(Collected data)
= = = = =
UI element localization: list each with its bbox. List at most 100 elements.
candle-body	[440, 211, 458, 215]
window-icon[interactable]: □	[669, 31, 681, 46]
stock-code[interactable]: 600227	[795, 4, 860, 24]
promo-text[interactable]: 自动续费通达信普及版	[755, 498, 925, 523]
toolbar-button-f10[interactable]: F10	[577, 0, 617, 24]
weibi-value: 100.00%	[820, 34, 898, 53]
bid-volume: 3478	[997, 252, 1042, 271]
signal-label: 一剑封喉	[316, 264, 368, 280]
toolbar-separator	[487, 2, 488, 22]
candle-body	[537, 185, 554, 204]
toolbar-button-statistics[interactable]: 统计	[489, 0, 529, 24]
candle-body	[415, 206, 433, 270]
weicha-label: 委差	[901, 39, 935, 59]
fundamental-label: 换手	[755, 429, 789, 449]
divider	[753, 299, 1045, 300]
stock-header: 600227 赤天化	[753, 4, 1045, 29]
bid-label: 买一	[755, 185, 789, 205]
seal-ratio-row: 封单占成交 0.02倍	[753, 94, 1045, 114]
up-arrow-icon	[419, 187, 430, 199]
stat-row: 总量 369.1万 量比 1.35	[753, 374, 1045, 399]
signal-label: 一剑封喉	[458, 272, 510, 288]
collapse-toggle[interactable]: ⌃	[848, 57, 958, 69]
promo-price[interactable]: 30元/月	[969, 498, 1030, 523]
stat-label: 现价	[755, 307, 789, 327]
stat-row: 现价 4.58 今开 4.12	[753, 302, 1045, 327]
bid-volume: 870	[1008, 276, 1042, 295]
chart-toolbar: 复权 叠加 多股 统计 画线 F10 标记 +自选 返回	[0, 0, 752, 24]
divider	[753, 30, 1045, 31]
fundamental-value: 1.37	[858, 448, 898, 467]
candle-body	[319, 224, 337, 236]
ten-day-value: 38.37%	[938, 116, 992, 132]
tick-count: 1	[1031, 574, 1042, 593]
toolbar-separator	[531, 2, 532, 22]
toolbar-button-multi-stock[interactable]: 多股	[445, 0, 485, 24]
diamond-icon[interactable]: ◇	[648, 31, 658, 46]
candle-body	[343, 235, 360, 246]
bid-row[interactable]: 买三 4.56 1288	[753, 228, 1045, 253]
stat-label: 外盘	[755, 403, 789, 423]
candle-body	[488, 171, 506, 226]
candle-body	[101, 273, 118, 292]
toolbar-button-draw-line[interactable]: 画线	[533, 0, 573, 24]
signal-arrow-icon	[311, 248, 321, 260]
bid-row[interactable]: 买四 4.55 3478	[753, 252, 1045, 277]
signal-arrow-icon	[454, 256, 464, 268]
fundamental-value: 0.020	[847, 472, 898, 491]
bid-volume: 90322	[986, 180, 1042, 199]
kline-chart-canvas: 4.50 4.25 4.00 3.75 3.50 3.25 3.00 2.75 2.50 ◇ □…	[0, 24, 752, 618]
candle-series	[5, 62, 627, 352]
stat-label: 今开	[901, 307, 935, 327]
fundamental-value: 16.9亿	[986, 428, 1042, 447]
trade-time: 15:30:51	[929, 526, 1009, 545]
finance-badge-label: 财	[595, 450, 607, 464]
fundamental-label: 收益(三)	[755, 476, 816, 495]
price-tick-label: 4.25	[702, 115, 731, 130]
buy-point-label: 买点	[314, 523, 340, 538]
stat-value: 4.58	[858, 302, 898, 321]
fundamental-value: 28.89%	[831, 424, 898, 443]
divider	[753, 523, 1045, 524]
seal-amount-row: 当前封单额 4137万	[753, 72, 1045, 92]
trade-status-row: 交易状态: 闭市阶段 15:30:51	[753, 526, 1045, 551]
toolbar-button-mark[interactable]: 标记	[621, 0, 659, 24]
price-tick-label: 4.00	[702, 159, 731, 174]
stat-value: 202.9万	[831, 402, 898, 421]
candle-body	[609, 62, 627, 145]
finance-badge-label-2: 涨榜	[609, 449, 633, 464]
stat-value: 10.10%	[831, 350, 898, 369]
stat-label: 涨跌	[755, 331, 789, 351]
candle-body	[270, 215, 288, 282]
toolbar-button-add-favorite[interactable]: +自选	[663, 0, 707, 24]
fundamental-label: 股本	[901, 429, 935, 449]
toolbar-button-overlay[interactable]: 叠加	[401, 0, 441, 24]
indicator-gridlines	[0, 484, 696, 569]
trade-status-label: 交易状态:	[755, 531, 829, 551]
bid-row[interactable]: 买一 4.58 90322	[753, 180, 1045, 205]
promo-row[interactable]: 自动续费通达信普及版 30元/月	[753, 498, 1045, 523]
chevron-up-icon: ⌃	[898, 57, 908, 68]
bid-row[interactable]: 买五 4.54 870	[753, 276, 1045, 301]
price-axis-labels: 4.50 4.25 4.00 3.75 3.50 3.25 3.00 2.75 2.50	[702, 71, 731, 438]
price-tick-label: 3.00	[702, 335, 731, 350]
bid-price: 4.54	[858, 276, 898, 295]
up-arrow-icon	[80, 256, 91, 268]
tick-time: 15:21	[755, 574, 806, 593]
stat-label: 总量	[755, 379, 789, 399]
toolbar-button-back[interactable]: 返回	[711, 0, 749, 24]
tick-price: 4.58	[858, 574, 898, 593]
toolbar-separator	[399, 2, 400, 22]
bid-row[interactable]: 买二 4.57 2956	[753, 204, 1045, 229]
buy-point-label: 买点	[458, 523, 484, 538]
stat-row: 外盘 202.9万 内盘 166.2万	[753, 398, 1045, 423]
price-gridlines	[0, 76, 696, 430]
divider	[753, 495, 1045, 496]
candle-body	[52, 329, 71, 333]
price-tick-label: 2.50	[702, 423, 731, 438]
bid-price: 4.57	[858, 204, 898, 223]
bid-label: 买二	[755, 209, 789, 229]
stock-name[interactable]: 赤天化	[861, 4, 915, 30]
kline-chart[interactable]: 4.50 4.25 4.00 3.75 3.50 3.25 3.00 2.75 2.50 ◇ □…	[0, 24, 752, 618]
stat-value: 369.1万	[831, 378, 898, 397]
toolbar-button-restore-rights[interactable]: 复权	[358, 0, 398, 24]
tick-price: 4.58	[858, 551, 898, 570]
= = = = =
▶ Task statement
Repeat every line of the listing above word for word.

▶ Solution
UI element localization: list each with its bbox. List at most 100 elements.
candle-body	[440, 211, 458, 215]
window-icon[interactable]: □	[669, 31, 681, 46]
stock-code[interactable]: 600227	[795, 4, 860, 24]
promo-text[interactable]: 自动续费通达信普及版	[755, 498, 925, 523]
toolbar-button-f10[interactable]: F10	[577, 0, 617, 24]
weibi-value: 100.00%	[820, 34, 898, 53]
bid-volume: 3478	[997, 252, 1042, 271]
signal-label: 一剑封喉	[316, 264, 368, 280]
toolbar-separator	[487, 2, 488, 22]
candle-body	[537, 185, 554, 204]
toolbar-button-statistics[interactable]: 统计	[489, 0, 529, 24]
candle-body	[415, 206, 433, 270]
weicha-label: 委差	[901, 39, 935, 59]
fundamental-label: 换手	[755, 429, 789, 449]
divider	[753, 299, 1045, 300]
stock-header: 600227 赤天化	[753, 4, 1045, 29]
bid-label: 买一	[755, 185, 789, 205]
seal-ratio-row: 封单占成交 0.02倍	[753, 94, 1045, 114]
up-arrow-icon	[419, 187, 430, 199]
stat-row: 总量 369.1万 量比 1.35	[753, 374, 1045, 399]
signal-label: 一剑封喉	[458, 272, 510, 288]
collapse-toggle[interactable]: ⌃	[848, 57, 958, 69]
promo-price[interactable]: 30元/月	[969, 498, 1030, 523]
stat-label: 现价	[755, 307, 789, 327]
stat-row: 现价 4.58 今开 4.12	[753, 302, 1045, 327]
bid-volume: 870	[1008, 276, 1042, 295]
chart-toolbar: 复权 叠加 多股 统计 画线 F10 标记 +自选 返回	[0, 0, 752, 24]
divider	[753, 30, 1045, 31]
fundamental-value: 1.37	[858, 448, 898, 467]
candle-body	[319, 224, 337, 236]
ten-day-value: 38.37%	[938, 116, 992, 132]
tick-count: 1	[1031, 574, 1042, 593]
toolbar-separator	[531, 2, 532, 22]
toolbar-button-multi-stock[interactable]: 多股	[445, 0, 485, 24]
diamond-icon[interactable]: ◇	[648, 31, 658, 46]
candle-body	[343, 235, 360, 246]
bid-row[interactable]: 买三 4.56 1288	[753, 228, 1045, 253]
stat-label: 外盘	[755, 403, 789, 423]
candle-body	[488, 171, 506, 226]
candle-body	[101, 273, 118, 292]
toolbar-button-draw-line[interactable]: 画线	[533, 0, 573, 24]
signal-arrow-icon	[311, 248, 321, 260]
bid-row[interactable]: 买四 4.55 3478	[753, 252, 1045, 277]
signal-arrow-icon	[454, 256, 464, 268]
fundamental-value: 0.020	[847, 472, 898, 491]
bid-volume: 90322	[986, 180, 1042, 199]
kline-chart-canvas: 4.50 4.25 4.00 3.75 3.50 3.25 3.00 2.75 2.50 ◇ □…	[0, 24, 752, 618]
candle-series	[5, 62, 627, 352]
stat-label: 今开	[901, 307, 935, 327]
fundamental-value: 16.9亿	[986, 428, 1042, 447]
trade-time: 15:30:51	[929, 526, 1009, 545]
finance-badge-label: 财	[595, 450, 607, 464]
fundamental-label: 收益(三)	[755, 476, 816, 495]
price-tick-label: 4.25	[702, 115, 731, 130]
buy-point-label: 买点	[314, 523, 340, 538]
stat-value: 4.58	[858, 302, 898, 321]
fundamental-value: 28.89%	[831, 424, 898, 443]
divider	[753, 523, 1045, 524]
seal-amount-row: 当前封单额 4137万	[753, 72, 1045, 92]
trade-status-row: 交易状态: 闭市阶段 15:30:51	[753, 526, 1045, 551]
toolbar-button-mark[interactable]: 标记	[621, 0, 659, 24]
price-tick-label: 4.00	[702, 159, 731, 174]
stat-value: 202.9万	[831, 402, 898, 421]
candle-body	[609, 62, 627, 145]
finance-badge-label-2: 涨榜	[609, 449, 633, 464]
stat-value: 10.10%	[831, 350, 898, 369]
stat-label: 涨跌	[755, 331, 789, 351]
candle-body	[270, 215, 288, 282]
toolbar-button-add-favorite[interactable]: +自选	[663, 0, 707, 24]
fundamental-label: 股本	[901, 429, 935, 449]
toolbar-button-overlay[interactable]: 叠加	[401, 0, 441, 24]
indicator-gridlines	[0, 484, 696, 569]
trade-status-label: 交易状态:	[755, 531, 829, 551]
bid-row[interactable]: 买一 4.58 90322	[753, 180, 1045, 205]
promo-row[interactable]: 自动续费通达信普及版 30元/月	[753, 498, 1045, 523]
chevron-up-icon: ⌃	[898, 57, 908, 68]
bid-row[interactable]: 买五 4.54 870	[753, 276, 1045, 301]
price-axis-labels: 4.50 4.25 4.00 3.75 3.50 3.25 3.00 2.75 2.50	[702, 71, 731, 438]
price-tick-label: 3.00	[702, 335, 731, 350]
bid-price: 4.54	[858, 276, 898, 295]
up-arrow-icon	[80, 256, 91, 268]
tick-time: 15:21	[755, 574, 806, 593]
stat-label: 总量	[755, 379, 789, 399]
toolbar-button-back[interactable]: 返回	[711, 0, 749, 24]
tick-price: 4.58	[858, 574, 898, 593]
toolbar-separator	[399, 2, 400, 22]
bid-row[interactable]: 买二 4.57 2956	[753, 204, 1045, 229]
buy-point-label: 买点	[458, 523, 484, 538]
stat-row: 外盘 202.9万 内盘 166.2万	[753, 398, 1045, 423]
price-gridlines	[0, 76, 696, 430]
divider	[753, 495, 1045, 496]
candle-body	[52, 329, 71, 333]
price-tick-label: 2.50	[702, 423, 731, 438]
bid-price: 4.57	[858, 204, 898, 223]
bid-label: 买二	[755, 209, 789, 229]
stock-name[interactable]: 赤天化	[861, 4, 915, 30]
kline-chart[interactable]: 4.50 4.25 4.00 3.75 3.50 3.25 3.00 2.75 2.50 ◇ □…	[0, 24, 752, 618]
stat-value: 369.1万	[831, 378, 898, 397]
toolbar-button-restore-rights[interactable]: 复权	[358, 0, 398, 24]
tick-price: 4.58	[858, 551, 898, 570]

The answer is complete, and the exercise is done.